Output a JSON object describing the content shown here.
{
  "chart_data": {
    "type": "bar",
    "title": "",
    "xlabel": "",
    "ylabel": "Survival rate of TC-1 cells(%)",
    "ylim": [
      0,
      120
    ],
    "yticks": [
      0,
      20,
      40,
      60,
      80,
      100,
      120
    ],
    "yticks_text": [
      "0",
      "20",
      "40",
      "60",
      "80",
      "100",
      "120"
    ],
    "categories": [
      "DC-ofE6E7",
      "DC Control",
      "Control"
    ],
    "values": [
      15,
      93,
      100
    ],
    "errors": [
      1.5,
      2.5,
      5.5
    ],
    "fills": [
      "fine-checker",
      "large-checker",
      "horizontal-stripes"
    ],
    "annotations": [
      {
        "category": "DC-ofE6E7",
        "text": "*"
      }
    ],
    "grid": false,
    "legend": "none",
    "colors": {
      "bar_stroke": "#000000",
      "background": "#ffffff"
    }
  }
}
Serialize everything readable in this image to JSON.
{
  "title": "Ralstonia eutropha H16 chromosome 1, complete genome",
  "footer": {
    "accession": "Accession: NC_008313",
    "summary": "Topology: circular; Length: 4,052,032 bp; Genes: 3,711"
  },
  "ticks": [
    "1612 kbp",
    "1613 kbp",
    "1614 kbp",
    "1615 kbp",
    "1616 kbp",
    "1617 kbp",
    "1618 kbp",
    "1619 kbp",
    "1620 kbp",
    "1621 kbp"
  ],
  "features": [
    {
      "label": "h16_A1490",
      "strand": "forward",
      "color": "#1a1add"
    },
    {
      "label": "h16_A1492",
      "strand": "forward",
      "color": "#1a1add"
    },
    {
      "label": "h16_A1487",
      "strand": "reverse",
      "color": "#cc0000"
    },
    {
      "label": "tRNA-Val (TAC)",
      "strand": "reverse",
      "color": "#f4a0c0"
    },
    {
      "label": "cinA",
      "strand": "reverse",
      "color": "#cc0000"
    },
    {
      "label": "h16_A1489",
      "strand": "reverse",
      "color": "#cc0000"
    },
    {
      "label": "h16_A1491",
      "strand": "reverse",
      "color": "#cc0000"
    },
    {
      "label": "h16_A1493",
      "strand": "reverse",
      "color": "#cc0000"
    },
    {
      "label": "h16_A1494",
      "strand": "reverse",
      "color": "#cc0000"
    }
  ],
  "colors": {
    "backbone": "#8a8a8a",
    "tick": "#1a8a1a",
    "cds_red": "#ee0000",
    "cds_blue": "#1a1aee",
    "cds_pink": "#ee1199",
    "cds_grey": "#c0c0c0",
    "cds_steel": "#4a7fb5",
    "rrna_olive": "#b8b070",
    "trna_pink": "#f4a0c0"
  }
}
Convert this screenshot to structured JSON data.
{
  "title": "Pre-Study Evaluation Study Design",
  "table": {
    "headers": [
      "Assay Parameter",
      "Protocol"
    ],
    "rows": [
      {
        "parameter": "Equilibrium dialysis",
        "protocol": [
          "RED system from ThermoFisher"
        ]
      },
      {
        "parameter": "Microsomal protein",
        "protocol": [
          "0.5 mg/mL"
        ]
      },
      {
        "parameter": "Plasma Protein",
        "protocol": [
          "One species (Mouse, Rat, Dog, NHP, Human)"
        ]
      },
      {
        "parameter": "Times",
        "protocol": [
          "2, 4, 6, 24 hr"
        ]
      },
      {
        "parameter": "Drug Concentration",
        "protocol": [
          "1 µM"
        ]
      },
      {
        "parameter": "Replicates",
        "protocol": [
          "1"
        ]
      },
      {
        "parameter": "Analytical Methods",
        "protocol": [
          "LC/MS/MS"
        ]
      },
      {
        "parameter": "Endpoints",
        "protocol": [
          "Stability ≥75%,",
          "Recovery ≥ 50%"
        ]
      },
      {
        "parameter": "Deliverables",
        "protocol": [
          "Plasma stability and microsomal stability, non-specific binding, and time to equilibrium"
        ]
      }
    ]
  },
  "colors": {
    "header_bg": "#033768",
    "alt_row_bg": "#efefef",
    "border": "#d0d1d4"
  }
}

-.-.-

Work instructions: Once more, write all of the records exactly as given.

Answer space:
Output a JSON object describing the content shown here.
{
  "chart_data": {
    "type": "bar",
    "title": "",
    "xlabel": "",
    "ylabel": "Survival rate of TC-1 cells(%)",
    "ylim": [
      0,
      120
    ],
    "yticks": [
      0,
      20,
      40,
      60,
      80,
      100,
      120
    ],
    "yticks_text": [
      "0",
      "20",
      "40",
      "60",
      "80",
      "100",
      "120"
    ],
    "categories": [
      "DC-ofE6E7",
      "DC Control",
      "Control"
    ],
    "values": [
      15,
      93,
      100
    ],
    "errors": [
      1.5,
      2.5,
      5.5
    ],
    "fills": [
      "fine-checker",
      "large-checker",
      "horizontal-stripes"
    ],
    "annotations": [
      {
        "category": "DC-ofE6E7",
        "text": "*"
      }
    ],
    "grid": false,
    "legend": "none",
    "colors": {
      "bar_stroke": "#000000",
      "background": "#ffffff"
    }
  }
}
Serialize everything readable in this image to JSON.
{
  "title": "Ralstonia eutropha H16 chromosome 1, complete genome",
  "footer": {
    "accession": "Accession: NC_008313",
    "summary": "Topology: circular; Length: 4,052,032 bp; Genes: 3,711"
  },
  "ticks": [
    "1612 kbp",
    "1613 kbp",
    "1614 kbp",
    "1615 kbp",
    "1616 kbp",
    "1617 kbp",
    "1618 kbp",
    "1619 kbp",
    "1620 kbp",
    "1621 kbp"
  ],
  "features": [
    {
      "label": "h16_A1490",
      "strand": "forward",
      "color": "#1a1add"
    },
    {
      "label": "h16_A1492",
      "strand": "forward",
      "color": "#1a1add"
    },
    {
      "label": "h16_A1487",
      "strand": "reverse",
      "color": "#cc0000"
    },
    {
      "label": "tRNA-Val (TAC)",
      "strand": "reverse",
      "color": "#f4a0c0"
    },
    {
      "label": "cinA",
      "strand": "reverse",
      "color": "#cc0000"
    },
    {
      "label": "h16_A1489",
      "strand": "reverse",
      "color": "#cc0000"
    },
    {
      "label": "h16_A1491",
      "strand": "reverse",
      "color": "#cc0000"
    },
    {
      "label": "h16_A1493",
      "strand": "reverse",
      "color": "#cc0000"
    },
    {
      "label": "h16_A1494",
      "strand": "reverse",
      "color": "#cc0000"
    }
  ],
  "colors": {
    "backbone": "#8a8a8a",
    "tick": "#1a8a1a",
    "cds_red": "#ee0000",
    "cds_blue": "#1a1aee",
    "cds_pink": "#ee1199",
    "cds_grey": "#c0c0c0",
    "cds_steel": "#4a7fb5",
    "rrna_olive": "#b8b070",
    "trna_pink": "#f4a0c0"
  }
}
Convert this screenshot to structured JSON data.
{
  "title": "Pre-Study Evaluation Study Design",
  "table": {
    "headers": [
      "Assay Parameter",
      "Protocol"
    ],
    "rows": [
      {
        "parameter": "Equilibrium dialysis",
        "protocol": [
          "RED system from ThermoFisher"
        ]
      },
      {
        "parameter": "Microsomal protein",
        "protocol": [
          "0.5 mg/mL"
        ]
      },
      {
        "parameter": "Plasma Protein",
        "protocol": [
          "One species (Mouse, Rat, Dog, NHP, Human)"
        ]
      },
      {
        "parameter": "Times",
        "protocol": [
          "2, 4, 6, 24 hr"
        ]
      },
      {
        "parameter": "Drug Concentration",
        "protocol": [
          "1 µM"
        ]
      },
      {
        "parameter": "Replicates",
        "protocol": [
          "1"
        ]
      },
      {
        "parameter": "Analytical Methods",
        "protocol": [
          "LC/MS/MS"
        ]
      },
      {
        "parameter": "Endpoints",
        "protocol": [
          "Stability ≥75%,",
          "Recovery ≥ 50%"
        ]
      },
      {
        "parameter": "Deliverables",
        "protocol": [
          "Plasma stability and microsomal stability, non-specific binding, and time to equilibrium"
        ]
      }
    ]
  },
  "colors": {
    "header_bg": "#033768",
    "alt_row_bg": "#efefef",
    "border": "#d0d1d4"
  }
}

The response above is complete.